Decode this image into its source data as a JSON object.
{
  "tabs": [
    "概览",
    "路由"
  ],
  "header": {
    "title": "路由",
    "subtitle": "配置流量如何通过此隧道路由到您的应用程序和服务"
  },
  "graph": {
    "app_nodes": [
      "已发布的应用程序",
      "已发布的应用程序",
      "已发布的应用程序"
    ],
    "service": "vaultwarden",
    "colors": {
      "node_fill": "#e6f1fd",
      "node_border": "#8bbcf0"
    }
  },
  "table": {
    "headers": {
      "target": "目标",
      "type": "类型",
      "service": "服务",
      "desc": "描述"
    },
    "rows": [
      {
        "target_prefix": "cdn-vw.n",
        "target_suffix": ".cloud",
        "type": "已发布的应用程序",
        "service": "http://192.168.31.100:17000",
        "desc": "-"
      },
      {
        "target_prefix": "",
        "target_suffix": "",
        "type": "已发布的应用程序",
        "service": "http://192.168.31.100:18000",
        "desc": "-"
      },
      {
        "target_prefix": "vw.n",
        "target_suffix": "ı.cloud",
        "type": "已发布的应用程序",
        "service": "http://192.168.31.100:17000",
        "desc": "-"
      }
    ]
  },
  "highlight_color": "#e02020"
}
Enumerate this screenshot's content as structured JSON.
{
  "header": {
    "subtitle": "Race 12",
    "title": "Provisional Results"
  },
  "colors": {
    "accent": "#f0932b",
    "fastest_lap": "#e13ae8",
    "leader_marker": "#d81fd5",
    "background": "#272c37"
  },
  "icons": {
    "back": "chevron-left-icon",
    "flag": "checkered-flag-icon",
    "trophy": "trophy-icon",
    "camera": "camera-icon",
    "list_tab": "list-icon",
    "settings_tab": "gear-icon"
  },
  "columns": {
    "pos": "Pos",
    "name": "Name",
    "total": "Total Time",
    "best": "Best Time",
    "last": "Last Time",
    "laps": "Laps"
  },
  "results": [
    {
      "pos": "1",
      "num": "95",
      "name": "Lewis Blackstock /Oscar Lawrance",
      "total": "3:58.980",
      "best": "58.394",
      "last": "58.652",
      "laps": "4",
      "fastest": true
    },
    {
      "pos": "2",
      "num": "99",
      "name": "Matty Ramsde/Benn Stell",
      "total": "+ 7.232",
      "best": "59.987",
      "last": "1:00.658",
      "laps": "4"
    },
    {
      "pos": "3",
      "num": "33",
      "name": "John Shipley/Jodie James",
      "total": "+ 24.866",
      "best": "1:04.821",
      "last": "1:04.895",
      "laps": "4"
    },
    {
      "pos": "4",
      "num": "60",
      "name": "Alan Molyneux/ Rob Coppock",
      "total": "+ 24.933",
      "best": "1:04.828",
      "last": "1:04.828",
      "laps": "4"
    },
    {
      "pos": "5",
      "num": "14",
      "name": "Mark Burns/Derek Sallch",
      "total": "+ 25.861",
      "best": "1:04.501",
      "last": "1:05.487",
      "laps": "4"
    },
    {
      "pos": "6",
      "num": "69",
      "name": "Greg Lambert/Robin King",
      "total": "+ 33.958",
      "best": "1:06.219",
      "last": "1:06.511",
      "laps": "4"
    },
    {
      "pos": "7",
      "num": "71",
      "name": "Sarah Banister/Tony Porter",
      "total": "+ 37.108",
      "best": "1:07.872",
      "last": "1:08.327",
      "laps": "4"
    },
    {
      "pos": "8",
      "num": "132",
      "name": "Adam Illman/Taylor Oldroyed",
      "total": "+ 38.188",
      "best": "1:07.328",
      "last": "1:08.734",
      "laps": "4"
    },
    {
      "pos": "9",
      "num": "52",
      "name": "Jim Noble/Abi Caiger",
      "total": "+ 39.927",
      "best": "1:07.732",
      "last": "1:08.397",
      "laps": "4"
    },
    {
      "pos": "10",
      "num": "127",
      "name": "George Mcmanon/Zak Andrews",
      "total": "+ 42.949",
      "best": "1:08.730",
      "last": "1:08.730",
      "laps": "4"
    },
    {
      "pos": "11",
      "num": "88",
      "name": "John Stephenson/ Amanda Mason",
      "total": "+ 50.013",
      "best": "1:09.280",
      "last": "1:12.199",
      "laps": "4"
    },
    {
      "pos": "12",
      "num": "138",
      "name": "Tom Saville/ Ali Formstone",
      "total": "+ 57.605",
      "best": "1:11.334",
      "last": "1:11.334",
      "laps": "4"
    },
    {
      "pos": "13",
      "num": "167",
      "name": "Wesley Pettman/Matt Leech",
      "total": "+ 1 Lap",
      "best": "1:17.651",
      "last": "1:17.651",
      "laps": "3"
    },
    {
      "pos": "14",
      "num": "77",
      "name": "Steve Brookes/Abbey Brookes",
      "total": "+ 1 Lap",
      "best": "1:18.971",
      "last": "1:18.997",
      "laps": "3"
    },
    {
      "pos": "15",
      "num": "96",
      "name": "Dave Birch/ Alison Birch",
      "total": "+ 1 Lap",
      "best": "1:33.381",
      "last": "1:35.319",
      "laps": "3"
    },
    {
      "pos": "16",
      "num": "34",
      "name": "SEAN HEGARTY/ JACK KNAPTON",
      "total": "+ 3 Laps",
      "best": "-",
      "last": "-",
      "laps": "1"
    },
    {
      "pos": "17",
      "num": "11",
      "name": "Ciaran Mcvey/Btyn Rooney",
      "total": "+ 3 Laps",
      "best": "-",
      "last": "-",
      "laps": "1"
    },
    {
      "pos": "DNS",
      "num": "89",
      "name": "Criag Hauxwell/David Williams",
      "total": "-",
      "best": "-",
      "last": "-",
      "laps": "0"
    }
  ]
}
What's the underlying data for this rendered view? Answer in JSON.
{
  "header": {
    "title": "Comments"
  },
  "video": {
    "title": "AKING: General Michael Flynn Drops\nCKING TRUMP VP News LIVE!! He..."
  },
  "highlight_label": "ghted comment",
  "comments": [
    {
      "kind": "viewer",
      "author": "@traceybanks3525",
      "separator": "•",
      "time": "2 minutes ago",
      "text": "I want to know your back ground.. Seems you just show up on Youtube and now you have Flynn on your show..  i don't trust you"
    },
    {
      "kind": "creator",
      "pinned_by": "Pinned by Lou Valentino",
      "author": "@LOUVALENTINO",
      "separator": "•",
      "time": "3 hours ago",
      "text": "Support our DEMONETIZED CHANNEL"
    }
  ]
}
=-=-=
WORK TO COMPLETE: Every line above should be written out again exactly as it stands.

THE COMPLETED TASK:
Decode this image into its source data as a JSON object.
{
  "tabs": [
    "概览",
    "路由"
  ],
  "header": {
    "title": "路由",
    "subtitle": "配置流量如何通过此隧道路由到您的应用程序和服务"
  },
  "graph": {
    "app_nodes": [
      "已发布的应用程序",
      "已发布的应用程序",
      "已发布的应用程序"
    ],
    "service": "vaultwarden",
    "colors": {
      "node_fill": "#e6f1fd",
      "node_border": "#8bbcf0"
    }
  },
  "table": {
    "headers": {
      "target": "目标",
      "type": "类型",
      "service": "服务",
      "desc": "描述"
    },
    "rows": [
      {
        "target_prefix": "cdn-vw.n",
        "target_suffix": ".cloud",
        "type": "已发布的应用程序",
        "service": "http://192.168.31.100:17000",
        "desc": "-"
      },
      {
        "target_prefix": "",
        "target_suffix": "",
        "type": "已发布的应用程序",
        "service": "http://192.168.31.100:18000",
        "desc": "-"
      },
      {
        "target_prefix": "vw.n",
        "target_suffix": "ı.cloud",
        "type": "已发布的应用程序",
        "service": "http://192.168.31.100:17000",
        "desc": "-"
      }
    ]
  },
  "highlight_color": "#e02020"
}
Enumerate this screenshot's content as structured JSON.
{
  "header": {
    "subtitle": "Race 12",
    "title": "Provisional Results"
  },
  "colors": {
    "accent": "#f0932b",
    "fastest_lap": "#e13ae8",
    "leader_marker": "#d81fd5",
    "background": "#272c37"
  },
  "icons": {
    "back": "chevron-left-icon",
    "flag": "checkered-flag-icon",
    "trophy": "trophy-icon",
    "camera": "camera-icon",
    "list_tab": "list-icon",
    "settings_tab": "gear-icon"
  },
  "columns": {
    "pos": "Pos",
    "name": "Name",
    "total": "Total Time",
    "best": "Best Time",
    "last": "Last Time",
    "laps": "Laps"
  },
  "results": [
    {
      "pos": "1",
      "num": "95",
      "name": "Lewis Blackstock /Oscar Lawrance",
      "total": "3:58.980",
      "best": "58.394",
      "last": "58.652",
      "laps": "4",
      "fastest": true
    },
    {
      "pos": "2",
      "num": "99",
      "name": "Matty Ramsde/Benn Stell",
      "total": "+ 7.232",
      "best": "59.987",
      "last": "1:00.658",
      "laps": "4"
    },
    {
      "pos": "3",
      "num": "33",
      "name": "John Shipley/Jodie James",
      "total": "+ 24.866",
      "best": "1:04.821",
      "last": "1:04.895",
      "laps": "4"
    },
    {
      "pos": "4",
      "num": "60",
      "name": "Alan Molyneux/ Rob Coppock",
      "total": "+ 24.933",
      "best": "1:04.828",
      "last": "1:04.828",
      "laps": "4"
    },
    {
      "pos": "5",
      "num": "14",
      "name": "Mark Burns/Derek Sallch",
      "total": "+ 25.861",
      "best": "1:04.501",
      "last": "1:05.487",
      "laps": "4"
    },
    {
      "pos": "6",
      "num": "69",
      "name": "Greg Lambert/Robin King",
      "total": "+ 33.958",
      "best": "1:06.219",
      "last": "1:06.511",
      "laps": "4"
    },
    {
      "pos": "7",
      "num": "71",
      "name": "Sarah Banister/Tony Porter",
      "total": "+ 37.108",
      "best": "1:07.872",
      "last": "1:08.327",
      "laps": "4"
    },
    {
      "pos": "8",
      "num": "132",
      "name": "Adam Illman/Taylor Oldroyed",
      "total": "+ 38.188",
      "best": "1:07.328",
      "last": "1:08.734",
      "laps": "4"
    },
    {
      "pos": "9",
      "num": "52",
      "name": "Jim Noble/Abi Caiger",
      "total": "+ 39.927",
      "best": "1:07.732",
      "last": "1:08.397",
      "laps": "4"
    },
    {
      "pos": "10",
      "num": "127",
      "name": "George Mcmanon/Zak Andrews",
      "total": "+ 42.949",
      "best": "1:08.730",
      "last": "1:08.730",
      "laps": "4"
    },
    {
      "pos": "11",
      "num": "88",
      "name": "John Stephenson/ Amanda Mason",
      "total": "+ 50.013",
      "best": "1:09.280",
      "last": "1:12.199",
      "laps": "4"
    },
    {
      "pos": "12",
      "num": "138",
      "name": "Tom Saville/ Ali Formstone",
      "total": "+ 57.605",
      "best": "1:11.334",
      "last": "1:11.334",
      "laps": "4"
    },
    {
      "pos": "13",
      "num": "167",
      "name": "Wesley Pettman/Matt Leech",
      "total": "+ 1 Lap",
      "best": "1:17.651",
      "last": "1:17.651",
      "laps": "3"
    },
    {
      "pos": "14",
      "num": "77",
      "name": "Steve Brookes/Abbey Brookes",
      "total": "+ 1 Lap",
      "best": "1:18.971",
      "last": "1:18.997",
      "laps": "3"
    },
    {
      "pos": "15",
      "num": "96",
      "name": "Dave Birch/ Alison Birch",
      "total": "+ 1 Lap",
      "best": "1:33.381",
      "last": "1:35.319",
      "laps": "3"
    },
    {
      "pos": "16",
      "num": "34",
      "name": "SEAN HEGARTY/ JACK KNAPTON",
      "total": "+ 3 Laps",
      "best": "-",
      "last": "-",
      "laps": "1"
    },
    {
      "pos": "17",
      "num": "11",
      "name": "Ciaran Mcvey/Btyn Rooney",
      "total": "+ 3 Laps",
      "best": "-",
      "last": "-",
      "laps": "1"
    },
    {
      "pos": "DNS",
      "num": "89",
      "name": "Criag Hauxwell/David Williams",
      "total": "-",
      "best": "-",
      "last": "-",
      "laps": "0"
    }
  ]
}
What's the underlying data for this rendered view? Answer in JSON.
{
  "header": {
    "title": "Comments"
  },
  "video": {
    "title": "AKING: General Michael Flynn Drops\nCKING TRUMP VP News LIVE!! He..."
  },
  "highlight_label": "ghted comment",
  "comments": [
    {
      "kind": "viewer",
      "author": "@traceybanks3525",
      "separator": "•",
      "time": "2 minutes ago",
      "text": "I want to know your back ground.. Seems you just show up on Youtube and now you have Flynn on your show..  i don't trust you"
    },
    {
      "kind": "creator",
      "pinned_by": "Pinned by Lou Valentino",
      "author": "@LOUVALENTINO",
      "separator": "•",
      "time": "3 hours ago",
      "text": "Support our DEMONETIZED CHANNEL"
    }
  ]
}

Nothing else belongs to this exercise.